# TASK INPUTS start
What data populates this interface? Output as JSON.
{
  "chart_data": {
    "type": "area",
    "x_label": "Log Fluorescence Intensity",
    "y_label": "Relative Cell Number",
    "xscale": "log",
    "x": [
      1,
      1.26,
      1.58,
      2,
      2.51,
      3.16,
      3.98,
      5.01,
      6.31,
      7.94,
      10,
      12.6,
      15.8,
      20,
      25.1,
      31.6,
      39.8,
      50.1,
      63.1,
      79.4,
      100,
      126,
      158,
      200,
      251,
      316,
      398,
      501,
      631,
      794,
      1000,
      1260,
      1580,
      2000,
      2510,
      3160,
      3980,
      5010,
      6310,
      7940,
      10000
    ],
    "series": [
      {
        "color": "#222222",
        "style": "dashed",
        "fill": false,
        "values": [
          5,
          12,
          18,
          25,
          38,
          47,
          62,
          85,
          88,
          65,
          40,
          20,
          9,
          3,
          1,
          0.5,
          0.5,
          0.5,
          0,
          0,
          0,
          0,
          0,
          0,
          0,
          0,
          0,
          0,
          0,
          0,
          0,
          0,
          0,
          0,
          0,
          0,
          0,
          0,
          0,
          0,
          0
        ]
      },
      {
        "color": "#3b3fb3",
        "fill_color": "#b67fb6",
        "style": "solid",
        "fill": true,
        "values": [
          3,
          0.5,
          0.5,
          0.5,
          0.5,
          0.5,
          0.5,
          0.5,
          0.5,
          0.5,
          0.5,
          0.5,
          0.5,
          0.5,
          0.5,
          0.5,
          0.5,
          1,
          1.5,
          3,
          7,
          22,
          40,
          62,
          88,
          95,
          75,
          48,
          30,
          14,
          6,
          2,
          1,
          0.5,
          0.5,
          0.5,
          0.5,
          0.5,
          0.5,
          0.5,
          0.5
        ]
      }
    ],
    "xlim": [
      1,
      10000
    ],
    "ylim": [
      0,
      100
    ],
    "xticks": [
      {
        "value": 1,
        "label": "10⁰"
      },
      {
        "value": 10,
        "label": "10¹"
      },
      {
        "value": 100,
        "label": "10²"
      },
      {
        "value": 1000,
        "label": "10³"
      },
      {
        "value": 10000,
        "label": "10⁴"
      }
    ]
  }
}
# TASK INPUTS end
# REQUIREMENT
All of the lines above need to be given again exactly.

# RESPONSE
What data populates this interface? Output as JSON.
{
  "chart_data": {
    "type": "area",
    "x_label": "Log Fluorescence Intensity",
    "y_label": "Relative Cell Number",
    "xscale": "log",
    "x": [
      1,
      1.26,
      1.58,
      2,
      2.51,
      3.16,
      3.98,
      5.01,
      6.31,
      7.94,
      10,
      12.6,
      15.8,
      20,
      25.1,
      31.6,
      39.8,
      50.1,
      63.1,
      79.4,
      100,
      126,
      158,
      200,
      251,
      316,
      398,
      501,
      631,
      794,
      1000,
      1260,
      1580,
      2000,
      2510,
      3160,
      3980,
      5010,
      6310,
      7940,
      10000
    ],
    "series": [
      {
        "color": "#222222",
        "style": "dashed",
        "fill": false,
        "values": [
          5,
          12,
          18,
          25,
          38,
          47,
          62,
          85,
          88,
          65,
          40,
          20,
          9,
          3,
          1,
          0.5,
          0.5,
          0.5,
          0,
          0,
          0,
          0,
          0,
          0,
          0,
          0,
          0,
          0,
          0,
          0,
          0,
          0,
          0,
          0,
          0,
          0,
          0,
          0,
          0,
          0,
          0
        ]
      },
      {
        "color": "#3b3fb3",
        "fill_color": "#b67fb6",
        "style": "solid",
        "fill": true,
        "values": [
          3,
          0.5,
          0.5,
          0.5,
          0.5,
          0.5,
          0.5,
          0.5,
          0.5,
          0.5,
          0.5,
          0.5,
          0.5,
          0.5,
          0.5,
          0.5,
          0.5,
          1,
          1.5,
          3,
          7,
          22,
          40,
          62,
          88,
          95,
          75,
          48,
          30,
          14,
          6,
          2,
          1,
          0.5,
          0.5,
          0.5,
          0.5,
          0.5,
          0.5,
          0.5,
          0.5
        ]
      }
    ],
    "xlim": [
      1,
      10000
    ],
    "ylim": [
      0,
      100
    ],
    "xticks": [
      {
        "value": 1,
        "label": "10⁰"
      },
      {
        "value": 10,
        "label": "10¹"
      },
      {
        "value": 100,
        "label": "10²"
      },
      {
        "value": 1000,
        "label": "10³"
      },
      {
        "value": 10000,
        "label": "10⁴"
      }
    ]
  }
}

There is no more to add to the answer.